╭─ Input records

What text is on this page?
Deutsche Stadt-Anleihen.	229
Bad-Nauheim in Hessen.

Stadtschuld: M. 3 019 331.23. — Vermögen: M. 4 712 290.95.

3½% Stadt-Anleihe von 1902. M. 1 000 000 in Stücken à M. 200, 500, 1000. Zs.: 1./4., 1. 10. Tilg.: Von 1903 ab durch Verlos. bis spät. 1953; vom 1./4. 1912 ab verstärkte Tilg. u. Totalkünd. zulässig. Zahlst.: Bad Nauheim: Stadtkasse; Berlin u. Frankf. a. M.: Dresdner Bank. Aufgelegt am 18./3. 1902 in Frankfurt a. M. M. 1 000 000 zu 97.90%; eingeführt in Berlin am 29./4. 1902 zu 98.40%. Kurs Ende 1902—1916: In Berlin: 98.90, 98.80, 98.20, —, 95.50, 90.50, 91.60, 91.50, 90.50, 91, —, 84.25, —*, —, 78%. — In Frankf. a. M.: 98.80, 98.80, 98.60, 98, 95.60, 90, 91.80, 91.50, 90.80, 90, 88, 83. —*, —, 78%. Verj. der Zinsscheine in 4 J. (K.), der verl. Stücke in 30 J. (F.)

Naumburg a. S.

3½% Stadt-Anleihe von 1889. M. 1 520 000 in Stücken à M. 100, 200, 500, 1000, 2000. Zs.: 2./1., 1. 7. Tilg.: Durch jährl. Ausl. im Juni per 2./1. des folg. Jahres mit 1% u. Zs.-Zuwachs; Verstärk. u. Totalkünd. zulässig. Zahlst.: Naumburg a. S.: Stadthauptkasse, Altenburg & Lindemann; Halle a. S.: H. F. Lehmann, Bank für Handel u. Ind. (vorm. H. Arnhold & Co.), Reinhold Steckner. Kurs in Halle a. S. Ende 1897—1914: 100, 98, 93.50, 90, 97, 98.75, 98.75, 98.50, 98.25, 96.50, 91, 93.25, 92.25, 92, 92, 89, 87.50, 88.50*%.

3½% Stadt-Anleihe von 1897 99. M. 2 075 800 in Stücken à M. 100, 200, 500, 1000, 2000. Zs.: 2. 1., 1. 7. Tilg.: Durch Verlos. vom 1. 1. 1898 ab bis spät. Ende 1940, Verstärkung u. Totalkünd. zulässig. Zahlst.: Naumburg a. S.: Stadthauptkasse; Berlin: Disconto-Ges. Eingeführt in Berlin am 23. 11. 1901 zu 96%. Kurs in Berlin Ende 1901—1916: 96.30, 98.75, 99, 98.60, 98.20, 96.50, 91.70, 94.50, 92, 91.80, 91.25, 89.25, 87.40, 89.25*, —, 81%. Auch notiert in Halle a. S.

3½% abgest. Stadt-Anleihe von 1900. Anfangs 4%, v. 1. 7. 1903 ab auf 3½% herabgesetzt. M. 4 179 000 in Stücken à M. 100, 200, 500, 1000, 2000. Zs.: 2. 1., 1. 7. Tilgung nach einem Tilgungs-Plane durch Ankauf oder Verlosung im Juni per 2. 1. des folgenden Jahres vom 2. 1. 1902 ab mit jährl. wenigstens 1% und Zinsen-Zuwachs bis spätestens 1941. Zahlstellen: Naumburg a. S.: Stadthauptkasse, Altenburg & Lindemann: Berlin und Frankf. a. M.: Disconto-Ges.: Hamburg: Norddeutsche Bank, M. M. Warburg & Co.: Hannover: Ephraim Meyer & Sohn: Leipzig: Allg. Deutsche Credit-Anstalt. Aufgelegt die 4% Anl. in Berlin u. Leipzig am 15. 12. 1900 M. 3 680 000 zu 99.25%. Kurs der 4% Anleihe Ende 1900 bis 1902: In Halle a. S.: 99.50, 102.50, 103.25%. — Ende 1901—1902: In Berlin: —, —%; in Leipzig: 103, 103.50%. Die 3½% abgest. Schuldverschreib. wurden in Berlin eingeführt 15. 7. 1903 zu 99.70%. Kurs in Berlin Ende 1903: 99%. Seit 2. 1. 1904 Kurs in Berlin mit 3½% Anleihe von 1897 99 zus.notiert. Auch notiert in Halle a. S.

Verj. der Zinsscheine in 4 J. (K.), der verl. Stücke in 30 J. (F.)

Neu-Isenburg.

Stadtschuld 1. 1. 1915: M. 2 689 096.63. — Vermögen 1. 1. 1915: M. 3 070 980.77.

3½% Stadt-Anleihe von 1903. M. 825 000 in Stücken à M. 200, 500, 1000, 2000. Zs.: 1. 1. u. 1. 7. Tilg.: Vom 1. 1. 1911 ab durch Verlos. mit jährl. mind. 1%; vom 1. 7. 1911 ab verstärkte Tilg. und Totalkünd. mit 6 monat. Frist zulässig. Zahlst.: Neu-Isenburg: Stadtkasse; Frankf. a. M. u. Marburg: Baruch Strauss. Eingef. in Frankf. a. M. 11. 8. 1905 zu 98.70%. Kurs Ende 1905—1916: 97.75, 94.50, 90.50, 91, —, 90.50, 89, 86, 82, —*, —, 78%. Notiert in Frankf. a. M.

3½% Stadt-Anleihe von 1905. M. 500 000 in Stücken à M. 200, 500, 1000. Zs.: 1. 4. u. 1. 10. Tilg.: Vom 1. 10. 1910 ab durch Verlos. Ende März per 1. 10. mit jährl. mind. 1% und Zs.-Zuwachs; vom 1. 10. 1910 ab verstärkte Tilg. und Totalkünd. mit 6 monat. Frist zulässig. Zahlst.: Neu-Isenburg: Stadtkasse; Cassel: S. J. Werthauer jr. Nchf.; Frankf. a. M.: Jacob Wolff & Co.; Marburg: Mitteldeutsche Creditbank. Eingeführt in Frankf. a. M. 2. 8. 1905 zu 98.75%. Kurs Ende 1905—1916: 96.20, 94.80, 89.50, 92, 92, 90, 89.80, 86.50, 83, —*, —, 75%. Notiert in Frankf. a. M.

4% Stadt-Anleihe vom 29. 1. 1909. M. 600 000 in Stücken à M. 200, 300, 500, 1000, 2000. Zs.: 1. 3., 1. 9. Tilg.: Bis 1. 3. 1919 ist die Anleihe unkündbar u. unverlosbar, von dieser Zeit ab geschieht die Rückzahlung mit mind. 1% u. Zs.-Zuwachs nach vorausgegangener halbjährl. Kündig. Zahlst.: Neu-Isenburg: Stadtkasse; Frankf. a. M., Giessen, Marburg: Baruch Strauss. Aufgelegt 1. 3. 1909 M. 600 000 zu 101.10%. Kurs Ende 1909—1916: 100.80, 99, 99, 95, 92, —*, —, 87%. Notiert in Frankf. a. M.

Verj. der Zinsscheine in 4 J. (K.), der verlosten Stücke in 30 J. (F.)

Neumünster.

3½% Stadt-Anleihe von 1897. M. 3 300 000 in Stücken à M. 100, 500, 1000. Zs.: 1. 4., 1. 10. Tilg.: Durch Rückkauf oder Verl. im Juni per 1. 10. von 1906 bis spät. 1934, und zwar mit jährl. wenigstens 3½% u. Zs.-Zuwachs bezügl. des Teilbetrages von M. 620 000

╰─

#### [Your goal]
Retype the whole listing, matching it exactly.

#### [Reply to the exercise]
What text is on this page?
Deutsche Stadt-Anleihen.	229
Bad-Nauheim in Hessen.

Stadtschuld: M. 3 019 331.23. — Vermögen: M. 4 712 290.95.

3½% Stadt-Anleihe von 1902. M. 1 000 000 in Stücken à M. 200, 500, 1000. Zs.: 1./4., 1. 10. Tilg.: Von 1903 ab durch Verlos. bis spät. 1953; vom 1./4. 1912 ab verstärkte Tilg. u. Totalkünd. zulässig. Zahlst.: Bad Nauheim: Stadtkasse; Berlin u. Frankf. a. M.: Dresdner Bank. Aufgelegt am 18./3. 1902 in Frankfurt a. M. M. 1 000 000 zu 97.90%; eingeführt in Berlin am 29./4. 1902 zu 98.40%. Kurs Ende 1902—1916: In Berlin: 98.90, 98.80, 98.20, —, 95.50, 90.50, 91.60, 91.50, 90.50, 91, —, 84.25, —*, —, 78%. — In Frankf. a. M.: 98.80, 98.80, 98.60, 98, 95.60, 90, 91.80, 91.50, 90.80, 90, 88, 83. —*, —, 78%. Verj. der Zinsscheine in 4 J. (K.), der verl. Stücke in 30 J. (F.)

Naumburg a. S.

3½% Stadt-Anleihe von 1889. M. 1 520 000 in Stücken à M. 100, 200, 500, 1000, 2000. Zs.: 2./1., 1. 7. Tilg.: Durch jährl. Ausl. im Juni per 2./1. des folg. Jahres mit 1% u. Zs.-Zuwachs; Verstärk. u. Totalkünd. zulässig. Zahlst.: Naumburg a. S.: Stadthauptkasse, Altenburg & Lindemann; Halle a. S.: H. F. Lehmann, Bank für Handel u. Ind. (vorm. H. Arnhold & Co.), Reinhold Steckner. Kurs in Halle a. S. Ende 1897—1914: 100, 98, 93.50, 90, 97, 98.75, 98.75, 98.50, 98.25, 96.50, 91, 93.25, 92.25, 92, 92, 89, 87.50, 88.50*%.

3½% Stadt-Anleihe von 1897 99. M. 2 075 800 in Stücken à M. 100, 200, 500, 1000, 2000. Zs.: 2. 1., 1. 7. Tilg.: Durch Verlos. vom 1. 1. 1898 ab bis spät. Ende 1940, Verstärkung u. Totalkünd. zulässig. Zahlst.: Naumburg a. S.: Stadthauptkasse; Berlin: Disconto-Ges. Eingeführt in Berlin am 23. 11. 1901 zu 96%. Kurs in Berlin Ende 1901—1916: 96.30, 98.75, 99, 98.60, 98.20, 96.50, 91.70, 94.50, 92, 91.80, 91.25, 89.25, 87.40, 89.25*, —, 81%. Auch notiert in Halle a. S.

3½% abgest. Stadt-Anleihe von 1900. Anfangs 4%, v. 1. 7. 1903 ab auf 3½% herabgesetzt. M. 4 179 000 in Stücken à M. 100, 200, 500, 1000, 2000. Zs.: 2. 1., 1. 7. Tilgung nach einem Tilgungs-Plane durch Ankauf oder Verlosung im Juni per 2. 1. des folgenden Jahres vom 2. 1. 1902 ab mit jährl. wenigstens 1% und Zinsen-Zuwachs bis spätestens 1941. Zahlstellen: Naumburg a. S.: Stadthauptkasse, Altenburg & Lindemann: Berlin und Frankf. a. M.: Disconto-Ges.: Hamburg: Norddeutsche Bank, M. M. Warburg & Co.: Hannover: Ephraim Meyer & Sohn: Leipzig: Allg. Deutsche Credit-Anstalt. Aufgelegt die 4% Anl. in Berlin u. Leipzig am 15. 12. 1900 M. 3 680 000 zu 99.25%. Kurs der 4% Anleihe Ende 1900 bis 1902: In Halle a. S.: 99.50, 102.50, 103.25%. — Ende 1901—1902: In Berlin: —, —%; in Leipzig: 103, 103.50%. Die 3½% abgest. Schuldverschreib. wurden in Berlin eingeführt 15. 7. 1903 zu 99.70%. Kurs in Berlin Ende 1903: 99%. Seit 2. 1. 1904 Kurs in Berlin mit 3½% Anleihe von 1897 99 zus.notiert. Auch notiert in Halle a. S.

Verj. der Zinsscheine in 4 J. (K.), der verl. Stücke in 30 J. (F.)

Neu-Isenburg.

Stadtschuld 1. 1. 1915: M. 2 689 096.63. — Vermögen 1. 1. 1915: M. 3 070 980.77.

3½% Stadt-Anleihe von 1903. M. 825 000 in Stücken à M. 200, 500, 1000, 2000. Zs.: 1. 1. u. 1. 7. Tilg.: Vom 1. 1. 1911 ab durch Verlos. mit jährl. mind. 1%; vom 1. 7. 1911 ab verstärkte Tilg. und Totalkünd. mit 6 monat. Frist zulässig. Zahlst.: Neu-Isenburg: Stadtkasse; Frankf. a. M. u. Marburg: Baruch Strauss. Eingef. in Frankf. a. M. 11. 8. 1905 zu 98.70%. Kurs Ende 1905—1916: 97.75, 94.50, 90.50, 91, —, 90.50, 89, 86, 82, —*, —, 78%. Notiert in Frankf. a. M.

3½% Stadt-Anleihe von 1905. M. 500 000 in Stücken à M. 200, 500, 1000. Zs.: 1. 4. u. 1. 10. Tilg.: Vom 1. 10. 1910 ab durch Verlos. Ende März per 1. 10. mit jährl. mind. 1% und Zs.-Zuwachs; vom 1. 10. 1910 ab verstärkte Tilg. und Totalkünd. mit 6 monat. Frist zulässig. Zahlst.: Neu-Isenburg: Stadtkasse; Cassel: S. J. Werthauer jr. Nchf.; Frankf. a. M.: Jacob Wolff & Co.; Marburg: Mitteldeutsche Creditbank. Eingeführt in Frankf. a. M. 2. 8. 1905 zu 98.75%. Kurs Ende 1905—1916: 96.20, 94.80, 89.50, 92, 92, 90, 89.80, 86.50, 83, —*, —, 75%. Notiert in Frankf. a. M.

4% Stadt-Anleihe vom 29. 1. 1909. M. 600 000 in Stücken à M. 200, 300, 500, 1000, 2000. Zs.: 1. 3., 1. 9. Tilg.: Bis 1. 3. 1919 ist die Anleihe unkündbar u. unverlosbar, von dieser Zeit ab geschieht die Rückzahlung mit mind. 1% u. Zs.-Zuwachs nach vorausgegangener halbjährl. Kündig. Zahlst.: Neu-Isenburg: Stadtkasse; Frankf. a. M., Giessen, Marburg: Baruch Strauss. Aufgelegt 1. 3. 1909 M. 600 000 zu 101.10%. Kurs Ende 1909—1916: 100.80, 99, 99, 95, 92, —*, —, 87%. Notiert in Frankf. a. M.

Verj. der Zinsscheine in 4 J. (K.), der verlosten Stücke in 30 J. (F.)

Neumünster.

3½% Stadt-Anleihe von 1897. M. 3 300 000 in Stücken à M. 100, 500, 1000. Zs.: 1. 4., 1. 10. Tilg.: Durch Rückkauf oder Verl. im Juni per 1. 10. von 1906 bis spät. 1934, und zwar mit jährl. wenigstens 3½% u. Zs.-Zuwachs bezügl. des Teilbetrages von M. 620 000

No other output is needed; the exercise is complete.